- Aim of the exercise
Write out the data below in full, unchanged, minus the images.

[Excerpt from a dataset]

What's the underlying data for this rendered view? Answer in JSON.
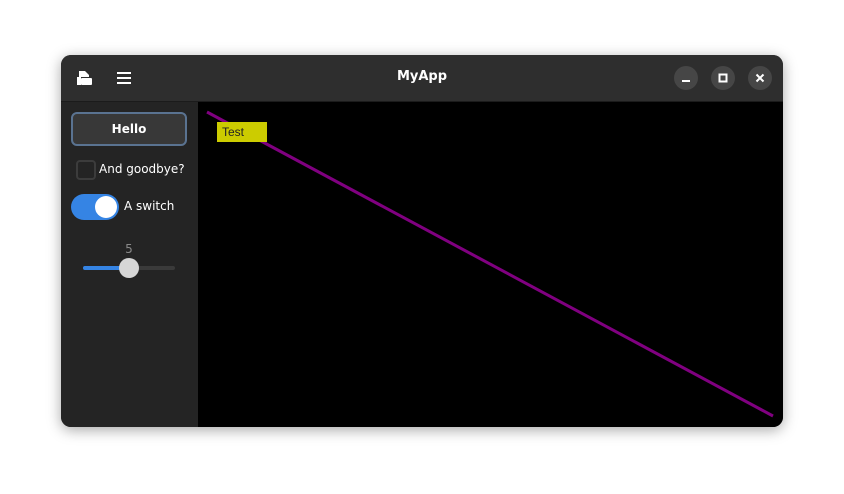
{
  "window": {
    "title": "MyApp"
  },
  "header": {
    "icons": [
      "open-document-icon",
      "hamburger-menu-icon"
    ],
    "controls": [
      "minimize",
      "maximize",
      "close"
    ]
  },
  "sidebar": {
    "button_label": "Hello",
    "checkbox": {
      "label": "And goodbye?",
      "checked": false
    },
    "switch": {
      "label": "A switch",
      "on": true
    },
    "slider": {
      "value": "5",
      "fraction": 0.5
    },
    "accent": "#3584e4"
  },
  "canvas": {
    "background": "#000000",
    "line_color": "#800080",
    "label": {
      "text": "Test",
      "background": "#cccc00"
    }
  }
}
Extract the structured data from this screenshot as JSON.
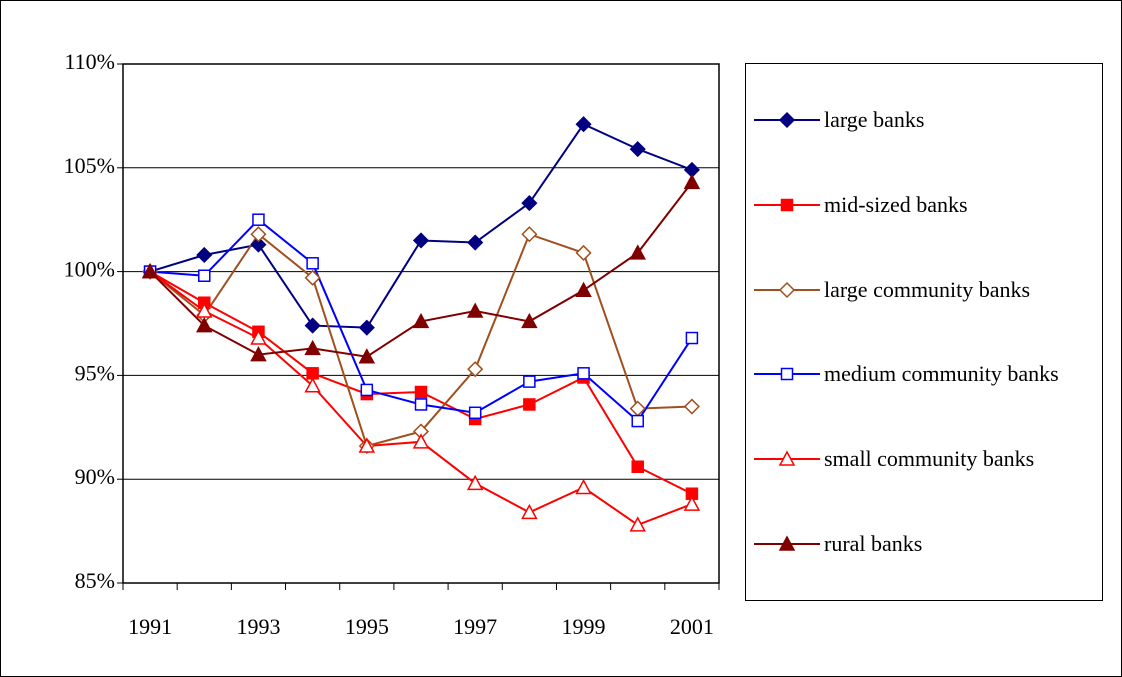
{
  "chart_data": {
    "type": "line",
    "categories": [
      "1991",
      null,
      "1993",
      null,
      "1995",
      null,
      "1997",
      null,
      "1999",
      null,
      "2001"
    ],
    "ylim": [
      85,
      110
    ],
    "yticks": [
      {
        "value": 85,
        "label": "85%"
      },
      {
        "value": 90,
        "label": "90%"
      },
      {
        "value": 95,
        "label": "95%"
      },
      {
        "value": 100,
        "label": "100%"
      },
      {
        "value": 105,
        "label": "105%"
      },
      {
        "value": 110,
        "label": "110%"
      }
    ],
    "grid": true,
    "legend": "right",
    "series": [
      {
        "name": "large banks",
        "color": "#000080",
        "marker": "diamond",
        "filled": true,
        "values": [
          100,
          100.8,
          101.3,
          97.4,
          97.3,
          101.5,
          101.4,
          103.3,
          107.1,
          105.9,
          104.9
        ]
      },
      {
        "name": "mid-sized banks",
        "color": "#ff0000",
        "marker": "square",
        "filled": true,
        "values": [
          100,
          98.5,
          97.1,
          95.1,
          94.1,
          94.2,
          92.9,
          93.6,
          94.9,
          90.6,
          89.3
        ]
      },
      {
        "name": "large community banks",
        "color": "#a0501e",
        "marker": "diamond",
        "filled": false,
        "values": [
          100,
          97.9,
          101.8,
          99.7,
          91.6,
          92.3,
          95.3,
          101.8,
          100.9,
          93.4,
          93.5
        ]
      },
      {
        "name": "medium community banks",
        "color": "#0000ff",
        "marker": "square",
        "filled": false,
        "values": [
          100,
          99.8,
          102.5,
          100.4,
          94.3,
          93.6,
          93.2,
          94.7,
          95.1,
          92.8,
          96.8
        ]
      },
      {
        "name": "small community banks",
        "color": "#ff0000",
        "marker": "triangle",
        "filled": false,
        "values": [
          100,
          98.1,
          96.8,
          94.5,
          91.6,
          91.8,
          89.8,
          88.4,
          89.6,
          87.8,
          88.8
        ]
      },
      {
        "name": "rural banks",
        "color": "#800000",
        "marker": "triangle",
        "filled": true,
        "values": [
          100,
          97.4,
          96.0,
          96.3,
          95.9,
          97.6,
          98.1,
          97.6,
          99.1,
          100.9,
          104.3
        ]
      }
    ]
  }
}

- Result
What's the underlying data for this rendered view? Answer in JSON.
{
  "window": {
    "title": "MyApp"
  },
  "header": {
    "icons": [
      "open-document-icon",
      "hamburger-menu-icon"
    ],
    "controls": [
      "minimize",
      "maximize",
      "close"
    ]
  },
  "sidebar": {
    "button_label": "Hello",
    "checkbox": {
      "label": "And goodbye?",
      "checked": false
    },
    "switch": {
      "label": "A switch",
      "on": true
    },
    "slider": {
      "value": "5",
      "fraction": 0.5
    },
    "accent": "#3584e4"
  },
  "canvas": {
    "background": "#000000",
    "line_color": "#800080",
    "label": {
      "text": "Test",
      "background": "#cccc00"
    }
  }
}
Extract the structured data from this screenshot as JSON.
{
  "chart_data": {
    "type": "line",
    "categories": [
      "1991",
      null,
      "1993",
      null,
      "1995",
      null,
      "1997",
      null,
      "1999",
      null,
      "2001"
    ],
    "ylim": [
      85,
      110
    ],
    "yticks": [
      {
        "value": 85,
        "label": "85%"
      },
      {
        "value": 90,
        "label": "90%"
      },
      {
        "value": 95,
        "label": "95%"
      },
      {
        "value": 100,
        "label": "100%"
      },
      {
        "value": 105,
        "label": "105%"
      },
      {
        "value": 110,
        "label": "110%"
      }
    ],
    "grid": true,
    "legend": "right",
    "series": [
      {
        "name": "large banks",
        "color": "#000080",
        "marker": "diamond",
        "filled": true,
        "values": [
          100,
          100.8,
          101.3,
          97.4,
          97.3,
          101.5,
          101.4,
          103.3,
          107.1,
          105.9,
          104.9
        ]
      },
      {
        "name": "mid-sized banks",
        "color": "#ff0000",
        "marker": "square",
        "filled": true,
        "values": [
          100,
          98.5,
          97.1,
          95.1,
          94.1,
          94.2,
          92.9,
          93.6,
          94.9,
          90.6,
          89.3
        ]
      },
      {
        "name": "large community banks",
        "color": "#a0501e",
        "marker": "diamond",
        "filled": false,
        "values": [
          100,
          97.9,
          101.8,
          99.7,
          91.6,
          92.3,
          95.3,
          101.8,
          100.9,
          93.4,
          93.5
        ]
      },
      {
        "name": "medium community banks",
        "color": "#0000ff",
        "marker": "square",
        "filled": false,
        "values": [
          100,
          99.8,
          102.5,
          100.4,
          94.3,
          93.6,
          93.2,
          94.7,
          95.1,
          92.8,
          96.8
        ]
      },
      {
        "name": "small community banks",
        "color": "#ff0000",
        "marker": "triangle",
        "filled": false,
        "values": [
          100,
          98.1,
          96.8,
          94.5,
          91.6,
          91.8,
          89.8,
          88.4,
          89.6,
          87.8,
          88.8
        ]
      },
      {
        "name": "rural banks",
        "color": "#800000",
        "marker": "triangle",
        "filled": true,
        "values": [
          100,
          97.4,
          96.0,
          96.3,
          95.9,
          97.6,
          98.1,
          97.6,
          99.1,
          100.9,
          104.3
        ]
      }
    ]
  }
}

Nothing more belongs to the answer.